## Given task
Reproduce all of the data that follows, character for character.

## Given records
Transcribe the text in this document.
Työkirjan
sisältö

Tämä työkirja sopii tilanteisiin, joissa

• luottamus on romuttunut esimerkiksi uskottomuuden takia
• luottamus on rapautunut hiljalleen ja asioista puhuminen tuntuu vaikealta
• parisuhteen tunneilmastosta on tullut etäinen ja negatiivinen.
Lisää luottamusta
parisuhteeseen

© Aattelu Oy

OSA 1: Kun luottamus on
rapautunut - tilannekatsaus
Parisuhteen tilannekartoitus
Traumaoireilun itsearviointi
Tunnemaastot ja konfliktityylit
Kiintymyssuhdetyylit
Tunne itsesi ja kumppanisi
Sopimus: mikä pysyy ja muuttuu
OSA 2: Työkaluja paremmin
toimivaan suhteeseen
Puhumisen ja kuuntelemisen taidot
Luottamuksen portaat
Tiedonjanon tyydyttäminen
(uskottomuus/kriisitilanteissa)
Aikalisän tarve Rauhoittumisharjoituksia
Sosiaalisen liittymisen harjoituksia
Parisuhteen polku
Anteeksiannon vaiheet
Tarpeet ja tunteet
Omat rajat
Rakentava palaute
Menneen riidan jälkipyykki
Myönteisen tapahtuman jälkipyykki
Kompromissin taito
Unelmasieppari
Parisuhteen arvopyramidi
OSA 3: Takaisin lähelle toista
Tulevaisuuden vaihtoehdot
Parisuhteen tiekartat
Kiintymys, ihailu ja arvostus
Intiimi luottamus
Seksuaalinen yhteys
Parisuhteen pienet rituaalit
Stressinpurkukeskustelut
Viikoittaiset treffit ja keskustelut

## Exercise answer
Transcribe the text in this document.
Työkirjan
sisältö

Tämä työkirja sopii tilanteisiin, joissa

• luottamus on romuttunut esimerkiksi uskottomuuden takia
• luottamus on rapautunut hiljalleen ja asioista puhuminen tuntuu vaikealta
• parisuhteen tunneilmastosta on tullut etäinen ja negatiivinen.
Lisää luottamusta
parisuhteeseen

© Aattelu Oy

OSA 1: Kun luottamus on
rapautunut - tilannekatsaus
Parisuhteen tilannekartoitus
Traumaoireilun itsearviointi
Tunnemaastot ja konfliktityylit
Kiintymyssuhdetyylit
Tunne itsesi ja kumppanisi
Sopimus: mikä pysyy ja muuttuu
OSA 2: Työkaluja paremmin
toimivaan suhteeseen
Puhumisen ja kuuntelemisen taidot
Luottamuksen portaat
Tiedonjanon tyydyttäminen
(uskottomuus/kriisitilanteissa)
Aikalisän tarve Rauhoittumisharjoituksia
Sosiaalisen liittymisen harjoituksia
Parisuhteen polku
Anteeksiannon vaiheet
Tarpeet ja tunteet
Omat rajat
Rakentava palaute
Menneen riidan jälkipyykki
Myönteisen tapahtuman jälkipyykki
Kompromissin taito
Unelmasieppari
Parisuhteen arvopyramidi
OSA 3: Takaisin lähelle toista
Tulevaisuuden vaihtoehdot
Parisuhteen tiekartat
Kiintymys, ihailu ja arvostus
Intiimi luottamus
Seksuaalinen yhteys
Parisuhteen pienet rituaalit
Stressinpurkukeskustelut
Viikoittaiset treffit ja keskustelut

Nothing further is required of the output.